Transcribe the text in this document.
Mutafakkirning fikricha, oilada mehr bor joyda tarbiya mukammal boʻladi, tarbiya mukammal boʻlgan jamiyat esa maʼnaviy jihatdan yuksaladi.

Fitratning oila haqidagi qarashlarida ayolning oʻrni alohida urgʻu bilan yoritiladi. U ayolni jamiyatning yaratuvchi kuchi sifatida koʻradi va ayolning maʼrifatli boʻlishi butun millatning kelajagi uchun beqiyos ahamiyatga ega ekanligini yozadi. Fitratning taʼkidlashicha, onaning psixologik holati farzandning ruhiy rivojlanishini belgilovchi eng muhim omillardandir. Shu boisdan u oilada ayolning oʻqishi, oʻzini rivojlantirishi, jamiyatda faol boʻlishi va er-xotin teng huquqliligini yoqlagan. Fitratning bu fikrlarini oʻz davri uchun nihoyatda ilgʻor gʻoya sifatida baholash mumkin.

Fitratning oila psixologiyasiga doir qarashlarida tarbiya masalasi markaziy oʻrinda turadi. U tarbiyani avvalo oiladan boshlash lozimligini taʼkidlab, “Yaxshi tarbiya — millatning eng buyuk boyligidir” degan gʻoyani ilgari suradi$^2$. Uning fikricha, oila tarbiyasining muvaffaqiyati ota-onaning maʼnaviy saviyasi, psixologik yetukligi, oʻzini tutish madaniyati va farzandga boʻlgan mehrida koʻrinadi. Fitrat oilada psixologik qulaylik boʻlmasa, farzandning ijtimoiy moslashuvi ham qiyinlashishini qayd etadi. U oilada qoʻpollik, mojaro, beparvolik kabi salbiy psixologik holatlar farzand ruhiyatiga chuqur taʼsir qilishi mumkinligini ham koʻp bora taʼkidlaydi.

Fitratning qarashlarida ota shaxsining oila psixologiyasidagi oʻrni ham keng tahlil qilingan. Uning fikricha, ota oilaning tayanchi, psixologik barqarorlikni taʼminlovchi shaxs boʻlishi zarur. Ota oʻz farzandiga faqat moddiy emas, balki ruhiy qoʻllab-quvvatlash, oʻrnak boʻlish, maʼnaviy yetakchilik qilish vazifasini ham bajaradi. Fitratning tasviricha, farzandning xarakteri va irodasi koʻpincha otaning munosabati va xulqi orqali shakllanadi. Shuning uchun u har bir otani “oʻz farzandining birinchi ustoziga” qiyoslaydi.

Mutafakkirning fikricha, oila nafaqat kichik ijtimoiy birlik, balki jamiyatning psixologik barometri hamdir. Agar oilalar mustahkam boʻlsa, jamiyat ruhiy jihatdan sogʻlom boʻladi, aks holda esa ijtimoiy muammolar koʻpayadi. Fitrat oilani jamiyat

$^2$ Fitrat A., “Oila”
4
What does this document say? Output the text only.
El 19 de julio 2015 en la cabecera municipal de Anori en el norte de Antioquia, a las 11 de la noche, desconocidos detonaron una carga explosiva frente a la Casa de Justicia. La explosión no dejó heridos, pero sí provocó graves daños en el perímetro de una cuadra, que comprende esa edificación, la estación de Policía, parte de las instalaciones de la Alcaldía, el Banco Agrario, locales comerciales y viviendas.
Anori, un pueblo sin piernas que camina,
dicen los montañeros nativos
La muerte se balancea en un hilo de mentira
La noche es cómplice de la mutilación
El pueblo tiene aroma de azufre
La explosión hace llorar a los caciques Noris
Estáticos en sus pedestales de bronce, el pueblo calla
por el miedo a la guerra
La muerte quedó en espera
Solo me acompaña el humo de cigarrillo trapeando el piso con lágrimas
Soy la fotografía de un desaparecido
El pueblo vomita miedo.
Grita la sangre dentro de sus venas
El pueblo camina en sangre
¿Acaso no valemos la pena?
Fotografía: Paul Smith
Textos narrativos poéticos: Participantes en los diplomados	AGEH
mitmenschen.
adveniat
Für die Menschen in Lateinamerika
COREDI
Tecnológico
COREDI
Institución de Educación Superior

- Exercise instructions:
Copy all of the data. Keep every word exactly as it is.

- Reply to the exercise:
Transcribe the text in this document.
Mutafakkirning fikricha, oilada mehr bor joyda tarbiya mukammal boʻladi, tarbiya mukammal boʻlgan jamiyat esa maʼnaviy jihatdan yuksaladi.

Fitratning oila haqidagi qarashlarida ayolning oʻrni alohida urgʻu bilan yoritiladi. U ayolni jamiyatning yaratuvchi kuchi sifatida koʻradi va ayolning maʼrifatli boʻlishi butun millatning kelajagi uchun beqiyos ahamiyatga ega ekanligini yozadi. Fitratning taʼkidlashicha, onaning psixologik holati farzandning ruhiy rivojlanishini belgilovchi eng muhim omillardandir. Shu boisdan u oilada ayolning oʻqishi, oʻzini rivojlantirishi, jamiyatda faol boʻlishi va er-xotin teng huquqliligini yoqlagan. Fitratning bu fikrlarini oʻz davri uchun nihoyatda ilgʻor gʻoya sifatida baholash mumkin.

Fitratning oila psixologiyasiga doir qarashlarida tarbiya masalasi markaziy oʻrinda turadi. U tarbiyani avvalo oiladan boshlash lozimligini taʼkidlab, “Yaxshi tarbiya — millatning eng buyuk boyligidir” degan gʻoyani ilgari suradi$^2$. Uning fikricha, oila tarbiyasining muvaffaqiyati ota-onaning maʼnaviy saviyasi, psixologik yetukligi, oʻzini tutish madaniyati va farzandga boʻlgan mehrida koʻrinadi. Fitrat oilada psixologik qulaylik boʻlmasa, farzandning ijtimoiy moslashuvi ham qiyinlashishini qayd etadi. U oilada qoʻpollik, mojaro, beparvolik kabi salbiy psixologik holatlar farzand ruhiyatiga chuqur taʼsir qilishi mumkinligini ham koʻp bora taʼkidlaydi.

Fitratning qarashlarida ota shaxsining oila psixologiyasidagi oʻrni ham keng tahlil qilingan. Uning fikricha, ota oilaning tayanchi, psixologik barqarorlikni taʼminlovchi shaxs boʻlishi zarur. Ota oʻz farzandiga faqat moddiy emas, balki ruhiy qoʻllab-quvvatlash, oʻrnak boʻlish, maʼnaviy yetakchilik qilish vazifasini ham bajaradi. Fitratning tasviricha, farzandning xarakteri va irodasi koʻpincha otaning munosabati va xulqi orqali shakllanadi. Shuning uchun u har bir otani “oʻz farzandining birinchi ustoziga” qiyoslaydi.

Mutafakkirning fikricha, oila nafaqat kichik ijtimoiy birlik, balki jamiyatning psixologik barometri hamdir. Agar oilalar mustahkam boʻlsa, jamiyat ruhiy jihatdan sogʻlom boʻladi, aks holda esa ijtimoiy muammolar koʻpayadi. Fitrat oilani jamiyat

$^2$ Fitrat A., “Oila”
4
What does this document say? Output the text only.
El 19 de julio 2015 en la cabecera municipal de Anori en el norte de Antioquia, a las 11 de la noche, desconocidos detonaron una carga explosiva frente a la Casa de Justicia. La explosión no dejó heridos, pero sí provocó graves daños en el perímetro de una cuadra, que comprende esa edificación, la estación de Policía, parte de las instalaciones de la Alcaldía, el Banco Agrario, locales comerciales y viviendas.
Anori, un pueblo sin piernas que camina,
dicen los montañeros nativos
La muerte se balancea en un hilo de mentira
La noche es cómplice de la mutilación
El pueblo tiene aroma de azufre
La explosión hace llorar a los caciques Noris
Estáticos en sus pedestales de bronce, el pueblo calla
por el miedo a la guerra
La muerte quedó en espera
Solo me acompaña el humo de cigarrillo trapeando el piso con lágrimas
Soy la fotografía de un desaparecido
El pueblo vomita miedo.
Grita la sangre dentro de sus venas
El pueblo camina en sangre
¿Acaso no valemos la pena?
Fotografía: Paul Smith
Textos narrativos poéticos: Participantes en los diplomados	AGEH
mitmenschen.
adveniat
Für die Menschen in Lateinamerika
COREDI
Tecnológico
COREDI
Institución de Educación Superior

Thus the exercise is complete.